--- start of DATASET CONTENT ---

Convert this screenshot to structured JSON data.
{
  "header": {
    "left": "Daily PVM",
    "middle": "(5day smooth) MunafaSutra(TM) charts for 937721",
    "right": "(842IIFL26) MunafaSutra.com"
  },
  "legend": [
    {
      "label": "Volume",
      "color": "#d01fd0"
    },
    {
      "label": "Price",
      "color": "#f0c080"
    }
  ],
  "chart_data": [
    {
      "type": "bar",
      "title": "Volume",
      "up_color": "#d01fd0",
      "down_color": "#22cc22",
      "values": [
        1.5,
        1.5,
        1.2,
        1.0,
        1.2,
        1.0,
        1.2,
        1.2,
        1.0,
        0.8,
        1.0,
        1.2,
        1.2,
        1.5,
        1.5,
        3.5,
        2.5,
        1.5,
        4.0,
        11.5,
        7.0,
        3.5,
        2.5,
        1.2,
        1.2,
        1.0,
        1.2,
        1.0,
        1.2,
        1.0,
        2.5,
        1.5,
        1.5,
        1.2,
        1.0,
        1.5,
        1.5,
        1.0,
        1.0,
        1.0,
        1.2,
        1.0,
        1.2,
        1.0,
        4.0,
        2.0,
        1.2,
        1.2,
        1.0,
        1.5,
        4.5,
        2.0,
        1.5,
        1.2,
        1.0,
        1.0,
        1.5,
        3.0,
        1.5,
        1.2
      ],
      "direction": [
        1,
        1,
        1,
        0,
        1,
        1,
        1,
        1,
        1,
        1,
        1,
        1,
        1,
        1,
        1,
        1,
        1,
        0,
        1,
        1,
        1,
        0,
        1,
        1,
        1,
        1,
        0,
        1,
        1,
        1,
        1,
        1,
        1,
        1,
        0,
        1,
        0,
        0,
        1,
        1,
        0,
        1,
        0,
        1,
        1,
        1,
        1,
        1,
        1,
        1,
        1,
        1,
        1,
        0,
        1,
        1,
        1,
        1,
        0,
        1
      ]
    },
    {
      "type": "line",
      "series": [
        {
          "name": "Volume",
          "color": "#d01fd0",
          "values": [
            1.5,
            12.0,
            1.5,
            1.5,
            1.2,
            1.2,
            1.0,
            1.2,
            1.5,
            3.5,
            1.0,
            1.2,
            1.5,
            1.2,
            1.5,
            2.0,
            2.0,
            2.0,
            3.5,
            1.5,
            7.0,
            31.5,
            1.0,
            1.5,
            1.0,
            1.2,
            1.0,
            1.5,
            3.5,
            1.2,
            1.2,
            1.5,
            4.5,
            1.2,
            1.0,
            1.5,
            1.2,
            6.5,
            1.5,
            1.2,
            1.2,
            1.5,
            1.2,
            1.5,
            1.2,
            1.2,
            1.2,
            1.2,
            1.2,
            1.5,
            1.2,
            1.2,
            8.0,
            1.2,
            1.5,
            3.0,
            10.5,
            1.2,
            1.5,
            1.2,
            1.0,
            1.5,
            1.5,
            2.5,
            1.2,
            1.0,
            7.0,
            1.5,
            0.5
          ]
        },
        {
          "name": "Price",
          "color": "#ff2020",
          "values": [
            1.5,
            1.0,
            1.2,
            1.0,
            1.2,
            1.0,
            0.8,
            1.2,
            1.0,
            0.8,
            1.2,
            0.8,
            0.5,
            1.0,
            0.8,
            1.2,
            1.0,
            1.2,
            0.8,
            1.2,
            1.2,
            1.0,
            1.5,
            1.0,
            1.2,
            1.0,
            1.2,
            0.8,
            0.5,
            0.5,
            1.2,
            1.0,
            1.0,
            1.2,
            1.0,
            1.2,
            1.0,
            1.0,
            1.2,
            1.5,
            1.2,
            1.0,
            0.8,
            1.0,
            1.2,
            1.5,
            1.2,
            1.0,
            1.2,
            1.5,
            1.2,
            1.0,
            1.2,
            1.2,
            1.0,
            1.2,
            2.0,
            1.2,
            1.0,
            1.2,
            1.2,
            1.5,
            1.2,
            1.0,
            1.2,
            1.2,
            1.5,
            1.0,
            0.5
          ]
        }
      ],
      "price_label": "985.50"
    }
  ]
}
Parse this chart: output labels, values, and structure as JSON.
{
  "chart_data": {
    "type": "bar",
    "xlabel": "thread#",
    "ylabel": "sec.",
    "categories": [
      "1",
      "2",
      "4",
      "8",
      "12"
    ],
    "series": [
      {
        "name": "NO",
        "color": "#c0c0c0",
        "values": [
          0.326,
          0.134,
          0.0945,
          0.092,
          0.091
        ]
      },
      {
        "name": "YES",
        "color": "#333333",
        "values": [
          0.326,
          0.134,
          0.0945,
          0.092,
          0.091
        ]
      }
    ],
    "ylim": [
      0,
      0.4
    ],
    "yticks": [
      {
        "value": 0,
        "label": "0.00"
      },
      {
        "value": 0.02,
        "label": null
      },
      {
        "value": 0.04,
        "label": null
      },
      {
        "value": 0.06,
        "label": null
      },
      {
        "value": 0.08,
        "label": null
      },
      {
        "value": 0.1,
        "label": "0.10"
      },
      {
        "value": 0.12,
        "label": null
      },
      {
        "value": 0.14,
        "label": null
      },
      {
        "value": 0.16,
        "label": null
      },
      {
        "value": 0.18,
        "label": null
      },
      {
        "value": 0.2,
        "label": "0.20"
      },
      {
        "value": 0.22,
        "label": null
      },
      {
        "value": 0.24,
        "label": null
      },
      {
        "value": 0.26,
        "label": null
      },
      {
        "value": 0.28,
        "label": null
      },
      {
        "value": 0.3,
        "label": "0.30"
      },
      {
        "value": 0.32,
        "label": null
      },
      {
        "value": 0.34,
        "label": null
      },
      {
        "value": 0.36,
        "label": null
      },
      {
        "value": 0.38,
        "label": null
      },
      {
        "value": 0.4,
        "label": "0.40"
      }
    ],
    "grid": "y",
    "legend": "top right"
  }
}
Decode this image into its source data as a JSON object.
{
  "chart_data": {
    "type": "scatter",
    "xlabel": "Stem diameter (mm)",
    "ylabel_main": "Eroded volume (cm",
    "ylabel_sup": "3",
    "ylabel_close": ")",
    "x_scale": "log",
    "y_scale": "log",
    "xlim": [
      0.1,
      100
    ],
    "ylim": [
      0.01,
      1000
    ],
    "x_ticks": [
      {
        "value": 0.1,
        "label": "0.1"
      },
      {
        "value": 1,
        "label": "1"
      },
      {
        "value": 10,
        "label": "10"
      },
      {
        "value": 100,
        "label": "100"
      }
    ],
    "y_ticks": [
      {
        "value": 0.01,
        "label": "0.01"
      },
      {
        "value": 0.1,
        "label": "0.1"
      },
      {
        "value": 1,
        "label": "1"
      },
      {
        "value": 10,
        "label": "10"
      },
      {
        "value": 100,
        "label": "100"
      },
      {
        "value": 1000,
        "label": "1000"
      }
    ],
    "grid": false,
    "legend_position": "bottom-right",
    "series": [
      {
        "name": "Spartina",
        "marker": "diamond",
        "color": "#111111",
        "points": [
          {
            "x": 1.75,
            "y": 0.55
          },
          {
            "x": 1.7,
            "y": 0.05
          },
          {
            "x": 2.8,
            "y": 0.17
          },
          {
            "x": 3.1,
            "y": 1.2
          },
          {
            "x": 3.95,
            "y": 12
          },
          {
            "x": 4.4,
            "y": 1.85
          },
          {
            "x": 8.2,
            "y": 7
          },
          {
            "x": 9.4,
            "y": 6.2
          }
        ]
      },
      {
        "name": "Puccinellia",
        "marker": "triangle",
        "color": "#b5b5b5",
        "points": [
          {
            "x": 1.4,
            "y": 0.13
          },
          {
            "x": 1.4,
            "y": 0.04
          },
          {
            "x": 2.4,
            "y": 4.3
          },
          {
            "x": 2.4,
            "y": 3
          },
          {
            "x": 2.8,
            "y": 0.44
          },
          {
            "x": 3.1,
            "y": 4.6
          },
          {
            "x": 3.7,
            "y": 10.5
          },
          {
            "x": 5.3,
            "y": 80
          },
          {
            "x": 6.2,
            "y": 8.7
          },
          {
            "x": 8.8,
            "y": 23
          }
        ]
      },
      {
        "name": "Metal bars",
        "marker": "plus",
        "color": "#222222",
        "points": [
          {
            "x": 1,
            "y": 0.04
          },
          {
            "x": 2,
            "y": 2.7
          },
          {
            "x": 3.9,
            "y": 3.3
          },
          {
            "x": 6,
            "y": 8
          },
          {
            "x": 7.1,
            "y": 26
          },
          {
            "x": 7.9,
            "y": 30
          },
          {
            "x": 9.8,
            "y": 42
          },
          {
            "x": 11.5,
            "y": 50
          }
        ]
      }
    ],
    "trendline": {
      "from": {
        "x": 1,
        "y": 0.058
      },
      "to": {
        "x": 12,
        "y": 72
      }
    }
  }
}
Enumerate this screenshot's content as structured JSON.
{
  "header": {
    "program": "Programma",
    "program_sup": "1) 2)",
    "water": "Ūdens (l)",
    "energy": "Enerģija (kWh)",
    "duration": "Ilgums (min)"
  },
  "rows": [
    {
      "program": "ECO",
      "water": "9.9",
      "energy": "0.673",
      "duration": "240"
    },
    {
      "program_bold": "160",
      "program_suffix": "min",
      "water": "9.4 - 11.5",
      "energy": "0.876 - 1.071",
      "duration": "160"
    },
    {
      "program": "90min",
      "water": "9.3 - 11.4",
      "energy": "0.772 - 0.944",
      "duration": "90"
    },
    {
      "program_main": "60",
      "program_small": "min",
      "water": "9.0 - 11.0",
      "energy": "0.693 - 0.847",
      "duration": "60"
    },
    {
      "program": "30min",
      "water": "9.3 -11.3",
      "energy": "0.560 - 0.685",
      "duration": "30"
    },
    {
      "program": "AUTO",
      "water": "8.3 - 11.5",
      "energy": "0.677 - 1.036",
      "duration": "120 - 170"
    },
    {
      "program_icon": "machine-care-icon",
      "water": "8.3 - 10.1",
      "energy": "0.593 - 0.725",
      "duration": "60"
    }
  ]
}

--- end of DATASET CONTENT ---

WHAT YOU WILL DO => Locate the lines above that contain "right" and copy them.

ANSWER TO THE PROBLEM =>
    "right": "(842IIFL26) MunafaSutra.com"
    "legend": "top right"
    "legend_position": "bottom-right",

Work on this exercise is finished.